INSTRUCTION – Pull out every line from the listing that has the word "screenshot".

++++ RECORDS SHOWN ++++

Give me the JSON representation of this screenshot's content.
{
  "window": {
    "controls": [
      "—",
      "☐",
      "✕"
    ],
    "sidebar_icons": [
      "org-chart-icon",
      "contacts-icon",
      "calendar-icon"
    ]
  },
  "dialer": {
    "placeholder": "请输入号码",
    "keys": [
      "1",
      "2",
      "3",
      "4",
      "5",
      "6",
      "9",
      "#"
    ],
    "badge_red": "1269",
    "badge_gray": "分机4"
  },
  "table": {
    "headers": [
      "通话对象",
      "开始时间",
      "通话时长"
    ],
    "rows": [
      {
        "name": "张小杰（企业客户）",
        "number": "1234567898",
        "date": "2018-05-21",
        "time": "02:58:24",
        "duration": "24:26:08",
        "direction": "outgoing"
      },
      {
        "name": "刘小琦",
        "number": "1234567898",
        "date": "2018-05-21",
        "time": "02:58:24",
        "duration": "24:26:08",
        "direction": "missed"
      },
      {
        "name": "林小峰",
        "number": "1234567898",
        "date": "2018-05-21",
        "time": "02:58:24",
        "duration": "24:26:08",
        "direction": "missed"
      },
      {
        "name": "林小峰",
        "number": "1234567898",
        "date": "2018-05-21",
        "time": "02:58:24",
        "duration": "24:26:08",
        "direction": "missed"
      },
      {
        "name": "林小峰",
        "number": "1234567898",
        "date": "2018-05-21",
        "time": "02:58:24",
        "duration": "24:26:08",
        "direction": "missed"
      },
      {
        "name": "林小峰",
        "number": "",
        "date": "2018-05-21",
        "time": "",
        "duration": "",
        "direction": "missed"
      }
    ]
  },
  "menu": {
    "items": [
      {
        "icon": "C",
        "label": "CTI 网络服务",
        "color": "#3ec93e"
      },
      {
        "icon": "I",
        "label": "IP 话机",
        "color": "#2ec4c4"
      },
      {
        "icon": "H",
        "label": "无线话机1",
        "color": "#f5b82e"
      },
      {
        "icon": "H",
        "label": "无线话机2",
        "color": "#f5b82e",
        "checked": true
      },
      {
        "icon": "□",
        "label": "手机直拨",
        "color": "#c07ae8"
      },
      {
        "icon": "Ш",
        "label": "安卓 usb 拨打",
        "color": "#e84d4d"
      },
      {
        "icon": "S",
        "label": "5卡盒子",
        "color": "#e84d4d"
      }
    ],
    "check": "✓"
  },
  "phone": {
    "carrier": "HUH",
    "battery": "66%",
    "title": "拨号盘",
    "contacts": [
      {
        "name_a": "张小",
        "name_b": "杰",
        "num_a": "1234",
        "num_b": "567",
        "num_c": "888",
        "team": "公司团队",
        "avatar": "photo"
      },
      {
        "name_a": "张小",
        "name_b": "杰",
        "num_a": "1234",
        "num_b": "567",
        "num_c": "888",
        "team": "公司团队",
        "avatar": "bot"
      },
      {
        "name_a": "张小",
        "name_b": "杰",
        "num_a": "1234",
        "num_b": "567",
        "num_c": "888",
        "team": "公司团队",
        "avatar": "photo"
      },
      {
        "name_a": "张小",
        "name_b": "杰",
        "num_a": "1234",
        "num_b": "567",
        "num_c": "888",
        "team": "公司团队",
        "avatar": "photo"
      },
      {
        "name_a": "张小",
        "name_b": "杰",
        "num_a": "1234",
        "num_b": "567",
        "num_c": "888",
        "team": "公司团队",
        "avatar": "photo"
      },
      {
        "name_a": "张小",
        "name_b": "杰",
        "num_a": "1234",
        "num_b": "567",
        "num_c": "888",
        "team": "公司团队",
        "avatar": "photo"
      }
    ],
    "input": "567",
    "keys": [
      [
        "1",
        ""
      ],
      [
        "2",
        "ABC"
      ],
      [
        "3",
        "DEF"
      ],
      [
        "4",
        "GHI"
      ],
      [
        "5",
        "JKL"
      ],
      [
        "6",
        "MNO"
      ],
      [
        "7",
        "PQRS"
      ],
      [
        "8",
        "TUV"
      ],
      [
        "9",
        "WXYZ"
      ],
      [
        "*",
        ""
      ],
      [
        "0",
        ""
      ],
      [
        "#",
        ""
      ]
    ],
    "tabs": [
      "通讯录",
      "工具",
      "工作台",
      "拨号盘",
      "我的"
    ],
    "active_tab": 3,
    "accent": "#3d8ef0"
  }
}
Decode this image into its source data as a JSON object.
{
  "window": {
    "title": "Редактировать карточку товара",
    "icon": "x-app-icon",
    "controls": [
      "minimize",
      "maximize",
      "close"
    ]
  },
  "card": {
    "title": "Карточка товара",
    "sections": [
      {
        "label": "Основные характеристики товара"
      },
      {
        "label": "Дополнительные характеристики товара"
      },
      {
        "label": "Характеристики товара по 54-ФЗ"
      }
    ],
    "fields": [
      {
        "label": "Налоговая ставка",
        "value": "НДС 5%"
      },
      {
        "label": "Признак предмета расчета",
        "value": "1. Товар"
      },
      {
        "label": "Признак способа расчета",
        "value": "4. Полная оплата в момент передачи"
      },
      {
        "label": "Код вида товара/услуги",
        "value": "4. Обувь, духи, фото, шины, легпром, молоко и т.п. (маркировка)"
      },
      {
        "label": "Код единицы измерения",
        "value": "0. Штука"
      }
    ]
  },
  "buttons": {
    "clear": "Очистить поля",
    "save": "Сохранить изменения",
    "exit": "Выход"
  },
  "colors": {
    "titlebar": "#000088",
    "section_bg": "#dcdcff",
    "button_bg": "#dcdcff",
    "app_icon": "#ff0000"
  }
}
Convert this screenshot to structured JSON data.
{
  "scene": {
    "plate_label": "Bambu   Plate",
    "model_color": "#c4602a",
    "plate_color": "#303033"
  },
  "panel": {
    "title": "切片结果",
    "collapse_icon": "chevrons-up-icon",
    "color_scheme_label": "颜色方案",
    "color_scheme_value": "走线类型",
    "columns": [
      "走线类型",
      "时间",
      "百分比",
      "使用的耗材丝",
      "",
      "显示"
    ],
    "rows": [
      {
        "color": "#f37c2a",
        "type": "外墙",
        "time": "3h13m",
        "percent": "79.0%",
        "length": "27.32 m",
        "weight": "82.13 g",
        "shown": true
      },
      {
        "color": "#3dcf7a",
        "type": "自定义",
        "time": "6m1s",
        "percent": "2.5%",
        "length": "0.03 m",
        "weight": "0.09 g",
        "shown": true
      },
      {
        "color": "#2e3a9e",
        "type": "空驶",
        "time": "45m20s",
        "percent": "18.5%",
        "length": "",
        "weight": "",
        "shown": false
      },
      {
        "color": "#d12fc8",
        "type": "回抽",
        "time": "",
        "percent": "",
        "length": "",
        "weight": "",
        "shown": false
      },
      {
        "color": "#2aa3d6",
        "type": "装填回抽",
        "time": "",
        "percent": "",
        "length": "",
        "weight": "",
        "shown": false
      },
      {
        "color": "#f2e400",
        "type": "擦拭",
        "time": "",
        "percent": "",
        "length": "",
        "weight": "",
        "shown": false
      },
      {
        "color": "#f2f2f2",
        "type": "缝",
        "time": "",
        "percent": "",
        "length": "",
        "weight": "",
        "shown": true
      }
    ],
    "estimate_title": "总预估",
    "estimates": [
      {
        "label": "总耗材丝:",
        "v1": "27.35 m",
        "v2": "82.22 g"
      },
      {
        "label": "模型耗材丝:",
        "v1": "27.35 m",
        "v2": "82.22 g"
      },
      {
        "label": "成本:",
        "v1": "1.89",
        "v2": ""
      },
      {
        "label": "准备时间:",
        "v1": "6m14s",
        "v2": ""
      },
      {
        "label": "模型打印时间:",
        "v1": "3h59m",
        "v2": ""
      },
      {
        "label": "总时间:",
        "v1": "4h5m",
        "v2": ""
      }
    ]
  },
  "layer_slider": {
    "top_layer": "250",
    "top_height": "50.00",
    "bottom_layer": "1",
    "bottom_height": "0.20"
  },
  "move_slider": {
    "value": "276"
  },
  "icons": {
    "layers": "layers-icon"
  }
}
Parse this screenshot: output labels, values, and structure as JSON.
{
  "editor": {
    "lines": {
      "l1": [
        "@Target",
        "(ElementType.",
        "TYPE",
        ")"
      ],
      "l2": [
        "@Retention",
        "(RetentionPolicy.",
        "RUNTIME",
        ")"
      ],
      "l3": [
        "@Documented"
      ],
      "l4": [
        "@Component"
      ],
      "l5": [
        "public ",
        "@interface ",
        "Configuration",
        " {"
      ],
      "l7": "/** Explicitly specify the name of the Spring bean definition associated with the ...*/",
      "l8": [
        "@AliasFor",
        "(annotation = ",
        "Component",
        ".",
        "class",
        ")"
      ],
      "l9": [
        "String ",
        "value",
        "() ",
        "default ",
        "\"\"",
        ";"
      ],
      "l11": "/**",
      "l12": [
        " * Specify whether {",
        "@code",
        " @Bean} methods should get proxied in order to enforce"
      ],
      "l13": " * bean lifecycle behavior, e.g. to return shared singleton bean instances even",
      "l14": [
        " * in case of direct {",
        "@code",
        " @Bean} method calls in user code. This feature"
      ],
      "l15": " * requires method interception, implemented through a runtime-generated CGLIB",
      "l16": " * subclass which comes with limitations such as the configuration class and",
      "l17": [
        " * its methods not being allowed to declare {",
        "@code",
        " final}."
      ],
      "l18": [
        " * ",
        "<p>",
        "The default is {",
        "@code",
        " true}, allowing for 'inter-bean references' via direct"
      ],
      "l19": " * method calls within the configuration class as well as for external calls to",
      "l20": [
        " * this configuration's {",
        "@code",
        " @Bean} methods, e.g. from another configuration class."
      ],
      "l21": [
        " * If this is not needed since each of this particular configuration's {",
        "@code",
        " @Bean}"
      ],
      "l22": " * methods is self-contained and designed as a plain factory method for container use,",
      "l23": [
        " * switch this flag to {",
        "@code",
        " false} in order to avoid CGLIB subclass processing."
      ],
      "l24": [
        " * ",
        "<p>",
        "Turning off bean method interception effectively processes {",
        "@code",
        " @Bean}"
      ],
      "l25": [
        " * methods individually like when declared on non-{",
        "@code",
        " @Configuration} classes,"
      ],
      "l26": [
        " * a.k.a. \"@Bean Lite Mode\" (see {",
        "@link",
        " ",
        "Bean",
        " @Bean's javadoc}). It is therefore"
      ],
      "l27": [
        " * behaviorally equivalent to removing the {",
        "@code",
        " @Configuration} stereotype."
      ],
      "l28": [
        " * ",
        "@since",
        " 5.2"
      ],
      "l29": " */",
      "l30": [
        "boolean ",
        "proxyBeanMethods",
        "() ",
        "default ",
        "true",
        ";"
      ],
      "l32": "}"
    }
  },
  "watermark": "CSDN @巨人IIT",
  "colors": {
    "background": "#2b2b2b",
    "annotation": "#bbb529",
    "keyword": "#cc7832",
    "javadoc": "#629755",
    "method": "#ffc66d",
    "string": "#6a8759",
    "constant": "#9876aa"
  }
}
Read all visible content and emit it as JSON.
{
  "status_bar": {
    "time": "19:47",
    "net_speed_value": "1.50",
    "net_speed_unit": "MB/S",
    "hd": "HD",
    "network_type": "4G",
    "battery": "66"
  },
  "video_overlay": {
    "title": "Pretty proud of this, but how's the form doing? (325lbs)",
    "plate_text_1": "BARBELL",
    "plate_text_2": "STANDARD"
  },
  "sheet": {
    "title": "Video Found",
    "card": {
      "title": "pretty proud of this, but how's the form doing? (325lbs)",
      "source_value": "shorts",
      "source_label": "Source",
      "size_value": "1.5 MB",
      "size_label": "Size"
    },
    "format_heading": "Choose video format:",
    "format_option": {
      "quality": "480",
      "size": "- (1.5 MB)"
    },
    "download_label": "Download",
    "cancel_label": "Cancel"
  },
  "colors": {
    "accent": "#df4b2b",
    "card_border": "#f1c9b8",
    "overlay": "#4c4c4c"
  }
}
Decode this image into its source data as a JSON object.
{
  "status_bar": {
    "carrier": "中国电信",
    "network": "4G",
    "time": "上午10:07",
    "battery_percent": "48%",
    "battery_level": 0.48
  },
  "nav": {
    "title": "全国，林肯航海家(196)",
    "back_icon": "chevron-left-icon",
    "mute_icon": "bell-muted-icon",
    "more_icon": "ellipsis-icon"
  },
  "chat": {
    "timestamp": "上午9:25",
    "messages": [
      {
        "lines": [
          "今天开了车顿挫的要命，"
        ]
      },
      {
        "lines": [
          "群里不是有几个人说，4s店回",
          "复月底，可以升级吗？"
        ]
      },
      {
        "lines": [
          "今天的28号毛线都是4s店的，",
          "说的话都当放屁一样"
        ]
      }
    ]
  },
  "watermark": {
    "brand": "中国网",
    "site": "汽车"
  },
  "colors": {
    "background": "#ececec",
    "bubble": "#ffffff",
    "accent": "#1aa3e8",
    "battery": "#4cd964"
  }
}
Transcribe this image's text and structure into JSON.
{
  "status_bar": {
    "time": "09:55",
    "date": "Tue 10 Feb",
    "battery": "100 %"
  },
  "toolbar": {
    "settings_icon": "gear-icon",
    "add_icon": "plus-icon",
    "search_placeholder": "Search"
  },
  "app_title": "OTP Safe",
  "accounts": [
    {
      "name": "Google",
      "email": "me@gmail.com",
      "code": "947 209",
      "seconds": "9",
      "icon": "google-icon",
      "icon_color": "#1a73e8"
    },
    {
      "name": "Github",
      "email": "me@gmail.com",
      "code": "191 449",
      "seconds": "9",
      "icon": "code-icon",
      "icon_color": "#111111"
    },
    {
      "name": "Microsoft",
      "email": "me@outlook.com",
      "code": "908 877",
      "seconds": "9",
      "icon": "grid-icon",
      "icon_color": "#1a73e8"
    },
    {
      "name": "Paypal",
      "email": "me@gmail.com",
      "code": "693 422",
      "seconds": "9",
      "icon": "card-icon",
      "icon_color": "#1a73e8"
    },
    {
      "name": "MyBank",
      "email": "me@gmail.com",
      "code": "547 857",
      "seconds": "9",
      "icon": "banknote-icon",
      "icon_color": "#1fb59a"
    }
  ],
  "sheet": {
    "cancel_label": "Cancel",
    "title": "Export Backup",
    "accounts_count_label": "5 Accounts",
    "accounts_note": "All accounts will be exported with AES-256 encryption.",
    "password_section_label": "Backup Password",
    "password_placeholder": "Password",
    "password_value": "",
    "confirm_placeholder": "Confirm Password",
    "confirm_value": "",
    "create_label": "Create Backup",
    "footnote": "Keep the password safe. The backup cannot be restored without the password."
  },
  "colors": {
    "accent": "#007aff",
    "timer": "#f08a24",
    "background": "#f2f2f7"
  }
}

++++

FINISHED ANSWER –
Give me the JSON representation of this screenshot's content.
Convert this screenshot to structured JSON data.
Parse this screenshot: output labels, values, and structure as JSON.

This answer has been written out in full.